Entries drawn from a collection:
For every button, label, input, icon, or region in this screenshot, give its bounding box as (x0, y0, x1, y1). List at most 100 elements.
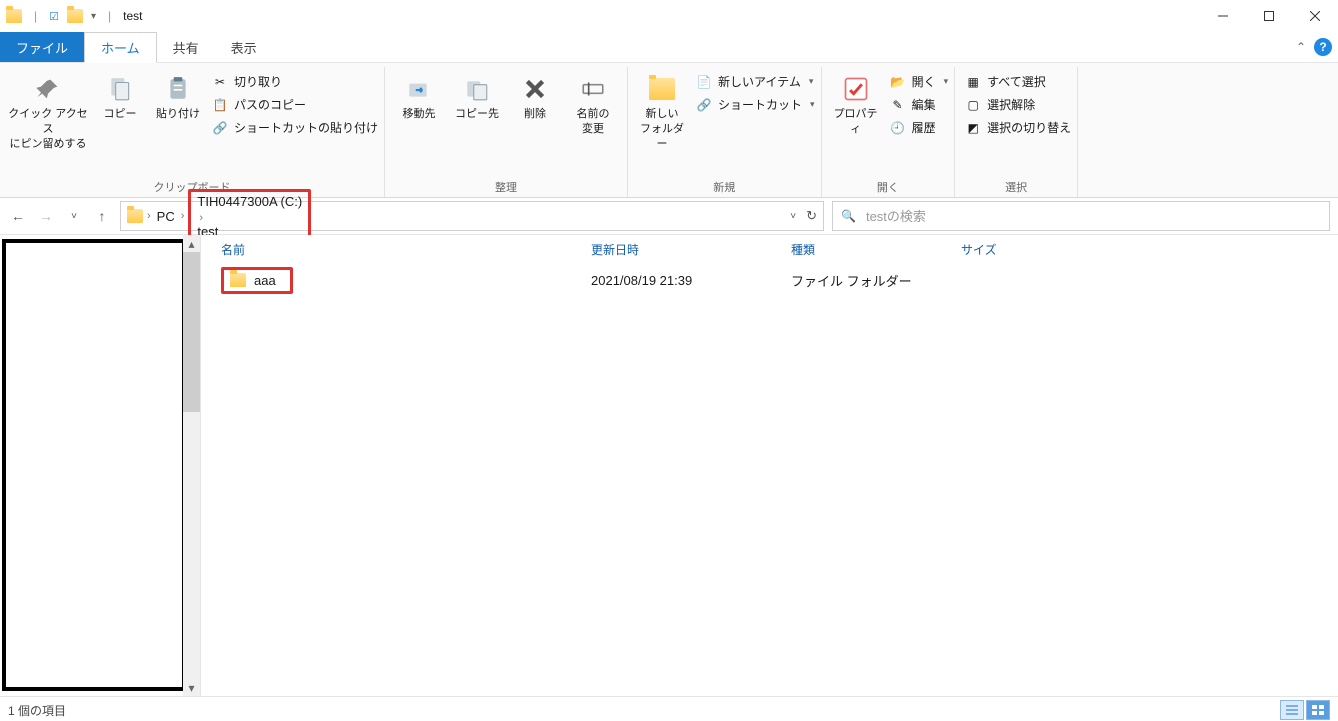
scroll-thumb[interactable] (183, 252, 200, 412)
navigation-bar: ← → ˅ ↑ › PC › TIH0447300A (C:) › test ˅… (0, 198, 1338, 235)
col-name[interactable]: 名前 (201, 241, 591, 258)
column-headers: 名前 更新日時 種類 サイズ (201, 235, 1338, 263)
history-icon: 🕘 (890, 120, 906, 136)
select-all-button[interactable]: ▦すべて選択 (965, 73, 1071, 90)
copy-to-button[interactable]: コピー先 (449, 71, 505, 124)
scroll-up-icon[interactable]: ▴ (183, 235, 200, 252)
copy-path-icon: 📋 (212, 97, 228, 113)
group-label-organize: 整理 (495, 175, 517, 197)
qat-dropdown-icon[interactable]: ▾ (91, 11, 96, 22)
close-button[interactable] (1292, 0, 1338, 32)
recent-dropdown[interactable]: ˅ (64, 211, 84, 222)
address-bar[interactable]: › PC › TIH0447300A (C:) › test ˅ ↻ (120, 201, 824, 231)
new-folder-label: 新しい フォルダー (636, 107, 688, 152)
col-size[interactable]: サイズ (961, 241, 1338, 258)
group-open: プロパティ 📂開く▾ ✎編集 🕘履歴 開く (822, 67, 956, 197)
refresh-icon[interactable]: ↻ (806, 208, 817, 224)
nav-scrollbar[interactable]: ▴ ▾ (183, 235, 200, 696)
back-button[interactable]: ← (8, 208, 28, 224)
details-view-button[interactable] (1280, 700, 1304, 720)
copy-icon (104, 73, 136, 105)
open-label: 開く (912, 73, 936, 90)
tab-home[interactable]: ホーム (84, 32, 157, 63)
col-date[interactable]: 更新日時 (591, 241, 791, 258)
status-bar: 1 個の項目 (0, 696, 1338, 721)
tab-share[interactable]: 共有 (157, 32, 215, 62)
select-all-icon: ▦ (965, 74, 981, 90)
qat-folder-icon (67, 9, 83, 23)
folder-icon (230, 273, 246, 287)
shortcut-button[interactable]: 🔗ショートカット▾ (696, 96, 815, 113)
up-button[interactable]: ↑ (92, 208, 112, 224)
minimize-button[interactable] (1200, 0, 1246, 32)
edit-button[interactable]: ✎編集 (890, 96, 949, 113)
ribbon-tabs: ファイル ホーム 共有 表示 ⌃ ? (0, 32, 1338, 63)
copy-button[interactable]: コピー (92, 71, 148, 124)
copy-path-button[interactable]: 📋 パスのコピー (212, 96, 378, 113)
shortcut-label: ショートカット (718, 96, 802, 113)
body-area: ▴ ▾ 名前 更新日時 種類 サイズ aaa 2021/08/19 21:39 … (0, 235, 1338, 696)
item-type: ファイル フォルダー (791, 271, 961, 290)
scroll-down-icon[interactable]: ▾ (183, 679, 200, 696)
invert-selection-button[interactable]: ◩選択の切り替え (965, 119, 1071, 136)
forward-button[interactable]: → (36, 208, 56, 224)
breadcrumb-drive[interactable]: TIH0447300A (C:) (195, 194, 304, 209)
status-count: 1 個の項目 (8, 702, 66, 719)
breadcrumb-pc[interactable]: PC (155, 209, 177, 224)
window-controls (1200, 0, 1338, 32)
quick-access-toolbar: | ☑ ▾ | test (0, 9, 143, 23)
address-dropdown-icon[interactable]: ˅ (790, 211, 796, 222)
help-icon[interactable]: ? (1314, 38, 1332, 56)
history-button[interactable]: 🕘 履歴 (890, 119, 949, 136)
open-button[interactable]: 📂開く▾ (890, 73, 949, 90)
item-name: aaa (254, 273, 276, 288)
navigation-pane[interactable]: ▴ ▾ (0, 235, 201, 696)
new-item-icon: 📄 (696, 74, 712, 90)
pin-quickaccess-button[interactable]: クイック アクセス にピン留めする (6, 71, 90, 154)
ribbon: クイック アクセス にピン留めする コピー 貼り付け ✂切り取り 📋 パスのコピー… (0, 63, 1338, 198)
paste-shortcut-label: ショートカットの貼り付け (234, 119, 378, 136)
select-none-button[interactable]: ▢選択解除 (965, 96, 1071, 113)
tab-file[interactable]: ファイル (0, 32, 84, 62)
chevron-right-icon[interactable]: › (199, 212, 203, 224)
copy-to-icon (461, 73, 493, 105)
properties-button[interactable]: プロパティ (828, 71, 884, 139)
ribbon-right: ⌃ ? (1296, 32, 1338, 62)
maximize-button[interactable] (1246, 0, 1292, 32)
file-list: 名前 更新日時 種類 サイズ aaa 2021/08/19 21:39 ファイル… (201, 235, 1338, 696)
history-label: 履歴 (912, 119, 936, 136)
tab-view[interactable]: 表示 (215, 32, 273, 62)
qat-checkbox-icon[interactable]: ☑ (49, 10, 59, 23)
properties-label: プロパティ (830, 107, 882, 137)
thumbnails-view-button[interactable] (1306, 700, 1330, 720)
copy-path-label: パスのコピー (234, 96, 306, 113)
collapse-ribbon-icon[interactable]: ⌃ (1296, 40, 1306, 54)
move-to-button[interactable]: 移動先 (391, 71, 447, 124)
list-item[interactable]: aaa 2021/08/19 21:39 ファイル フォルダー (201, 263, 1338, 297)
app-folder-icon (6, 9, 22, 23)
new-item-button[interactable]: 📄新しいアイテム▾ (696, 73, 815, 90)
delete-label: 削除 (524, 107, 546, 122)
open-icon: 📂 (890, 74, 906, 90)
breadcrumb-pc-label: PC (157, 209, 175, 224)
new-folder-button[interactable]: 新しい フォルダー (634, 71, 690, 154)
chevron-right-icon[interactable]: › (147, 210, 151, 222)
col-type[interactable]: 種類 (791, 241, 961, 258)
delete-button[interactable]: 削除 (507, 71, 563, 124)
new-folder-icon (646, 73, 678, 105)
group-clipboard: クイック アクセス にピン留めする コピー 貼り付け ✂切り取り 📋 パスのコピー… (0, 67, 385, 197)
chevron-right-icon[interactable]: › (181, 210, 185, 222)
move-to-label: 移動先 (403, 107, 436, 122)
search-box[interactable]: 🔍 (832, 201, 1330, 231)
group-new: 新しい フォルダー 📄新しいアイテム▾ 🔗ショートカット▾ 新規 (628, 67, 822, 197)
paste-shortcut-button[interactable]: 🔗ショートカットの貼り付け (212, 119, 378, 136)
cut-button[interactable]: ✂切り取り (212, 73, 378, 90)
search-input[interactable] (864, 208, 1321, 225)
invert-label: 選択の切り替え (987, 119, 1071, 136)
paste-button[interactable]: 貼り付け (150, 71, 206, 124)
copy-to-label: コピー先 (455, 107, 499, 122)
shortcut-icon: 🔗 (696, 97, 712, 113)
rename-button[interactable]: 名前の 変更 (565, 71, 621, 139)
title-bar: | ☑ ▾ | test (0, 0, 1338, 32)
redacted-nav-tree (2, 239, 186, 691)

**STATED TASK**
Copy all of the data above word for word, omitting the pictures.

**ANSWER FOR THIS EXERCISE**
For every button, label, input, icon, or region in this screenshot, give its bounding box as (x0, y0, x1, y1). List at most 100 elements.
scroll-thumb[interactable] (183, 252, 200, 412)
navigation-bar: ← → ˅ ↑ › PC › TIH0447300A (C:) › test ˅… (0, 198, 1338, 235)
col-name[interactable]: 名前 (201, 241, 591, 258)
column-headers: 名前 更新日時 種類 サイズ (201, 235, 1338, 263)
history-icon: 🕘 (890, 120, 906, 136)
select-all-button[interactable]: ▦すべて選択 (965, 73, 1071, 90)
copy-to-button[interactable]: コピー先 (449, 71, 505, 124)
scroll-up-icon[interactable]: ▴ (183, 235, 200, 252)
copy-path-icon: 📋 (212, 97, 228, 113)
group-label-organize: 整理 (495, 175, 517, 197)
qat-dropdown-icon[interactable]: ▾ (91, 11, 96, 22)
close-button[interactable] (1292, 0, 1338, 32)
recent-dropdown[interactable]: ˅ (64, 211, 84, 222)
address-bar[interactable]: › PC › TIH0447300A (C:) › test ˅ ↻ (120, 201, 824, 231)
new-folder-label: 新しい フォルダー (636, 107, 688, 152)
col-size[interactable]: サイズ (961, 241, 1338, 258)
group-open: プロパティ 📂開く▾ ✎編集 🕘履歴 開く (822, 67, 956, 197)
refresh-icon[interactable]: ↻ (806, 208, 817, 224)
nav-scrollbar[interactable]: ▴ ▾ (183, 235, 200, 696)
back-button[interactable]: ← (8, 208, 28, 224)
details-view-button[interactable] (1280, 700, 1304, 720)
copy-icon (104, 73, 136, 105)
open-label: 開く (912, 73, 936, 90)
tab-home[interactable]: ホーム (84, 32, 157, 63)
col-date[interactable]: 更新日時 (591, 241, 791, 258)
status-bar: 1 個の項目 (0, 696, 1338, 721)
tab-share[interactable]: 共有 (157, 32, 215, 62)
select-all-icon: ▦ (965, 74, 981, 90)
qat-folder-icon (67, 9, 83, 23)
folder-icon (230, 273, 246, 287)
shortcut-button[interactable]: 🔗ショートカット▾ (696, 96, 815, 113)
up-button[interactable]: ↑ (92, 208, 112, 224)
minimize-button[interactable] (1200, 0, 1246, 32)
edit-button[interactable]: ✎編集 (890, 96, 949, 113)
ribbon-tabs: ファイル ホーム 共有 表示 ⌃ ? (0, 32, 1338, 63)
copy-button[interactable]: コピー (92, 71, 148, 124)
copy-path-button[interactable]: 📋 パスのコピー (212, 96, 378, 113)
shortcut-label: ショートカット (718, 96, 802, 113)
body-area: ▴ ▾ 名前 更新日時 種類 サイズ aaa 2021/08/19 21:39 … (0, 235, 1338, 696)
item-type: ファイル フォルダー (791, 271, 961, 290)
scroll-down-icon[interactable]: ▾ (183, 679, 200, 696)
invert-selection-button[interactable]: ◩選択の切り替え (965, 119, 1071, 136)
forward-button[interactable]: → (36, 208, 56, 224)
breadcrumb-drive[interactable]: TIH0447300A (C:) (195, 194, 304, 209)
status-count: 1 個の項目 (8, 702, 66, 719)
breadcrumb-pc[interactable]: PC (155, 209, 177, 224)
window-controls (1200, 0, 1338, 32)
quick-access-toolbar: | ☑ ▾ | test (0, 9, 143, 23)
address-dropdown-icon[interactable]: ˅ (790, 211, 796, 222)
help-icon[interactable]: ? (1314, 38, 1332, 56)
history-button[interactable]: 🕘 履歴 (890, 119, 949, 136)
open-button[interactable]: 📂開く▾ (890, 73, 949, 90)
item-name: aaa (254, 273, 276, 288)
navigation-pane[interactable]: ▴ ▾ (0, 235, 201, 696)
new-item-icon: 📄 (696, 74, 712, 90)
pin-quickaccess-button[interactable]: クイック アクセス にピン留めする (6, 71, 90, 154)
ribbon: クイック アクセス にピン留めする コピー 貼り付け ✂切り取り 📋 パスのコピー… (0, 63, 1338, 198)
paste-shortcut-label: ショートカットの貼り付け (234, 119, 378, 136)
select-none-button[interactable]: ▢選択解除 (965, 96, 1071, 113)
tab-file[interactable]: ファイル (0, 32, 84, 62)
chevron-right-icon[interactable]: › (199, 212, 203, 224)
copy-to-icon (461, 73, 493, 105)
properties-button[interactable]: プロパティ (828, 71, 884, 139)
ribbon-right: ⌃ ? (1296, 32, 1338, 62)
maximize-button[interactable] (1246, 0, 1292, 32)
file-list: 名前 更新日時 種類 サイズ aaa 2021/08/19 21:39 ファイル… (201, 235, 1338, 696)
history-label: 履歴 (912, 119, 936, 136)
tab-view[interactable]: 表示 (215, 32, 273, 62)
qat-checkbox-icon[interactable]: ☑ (49, 10, 59, 23)
properties-label: プロパティ (830, 107, 882, 137)
thumbnails-view-button[interactable] (1306, 700, 1330, 720)
copy-path-label: パスのコピー (234, 96, 306, 113)
collapse-ribbon-icon[interactable]: ⌃ (1296, 40, 1306, 54)
move-to-button[interactable]: 移動先 (391, 71, 447, 124)
list-item[interactable]: aaa 2021/08/19 21:39 ファイル フォルダー (201, 263, 1338, 297)
app-folder-icon (6, 9, 22, 23)
new-item-button[interactable]: 📄新しいアイテム▾ (696, 73, 815, 90)
delete-label: 削除 (524, 107, 546, 122)
open-icon: 📂 (890, 74, 906, 90)
breadcrumb-pc-label: PC (157, 209, 175, 224)
new-folder-button[interactable]: 新しい フォルダー (634, 71, 690, 154)
chevron-right-icon[interactable]: › (147, 210, 151, 222)
col-type[interactable]: 種類 (791, 241, 961, 258)
delete-button[interactable]: 削除 (507, 71, 563, 124)
new-folder-icon (646, 73, 678, 105)
group-clipboard: クイック アクセス にピン留めする コピー 貼り付け ✂切り取り 📋 パスのコピー… (0, 67, 385, 197)
chevron-right-icon[interactable]: › (181, 210, 185, 222)
move-to-label: 移動先 (403, 107, 436, 122)
search-box[interactable]: 🔍 (832, 201, 1330, 231)
group-new: 新しい フォルダー 📄新しいアイテム▾ 🔗ショートカット▾ 新規 (628, 67, 822, 197)
paste-shortcut-button[interactable]: 🔗ショートカットの貼り付け (212, 119, 378, 136)
cut-button[interactable]: ✂切り取り (212, 73, 378, 90)
search-input[interactable] (864, 208, 1321, 225)
invert-label: 選択の切り替え (987, 119, 1071, 136)
paste-button[interactable]: 貼り付け (150, 71, 206, 124)
copy-to-label: コピー先 (455, 107, 499, 122)
shortcut-icon: 🔗 (696, 97, 712, 113)
rename-button[interactable]: 名前の 変更 (565, 71, 621, 139)
title-bar: | ☑ ▾ | test (0, 0, 1338, 32)
redacted-nav-tree (2, 239, 186, 691)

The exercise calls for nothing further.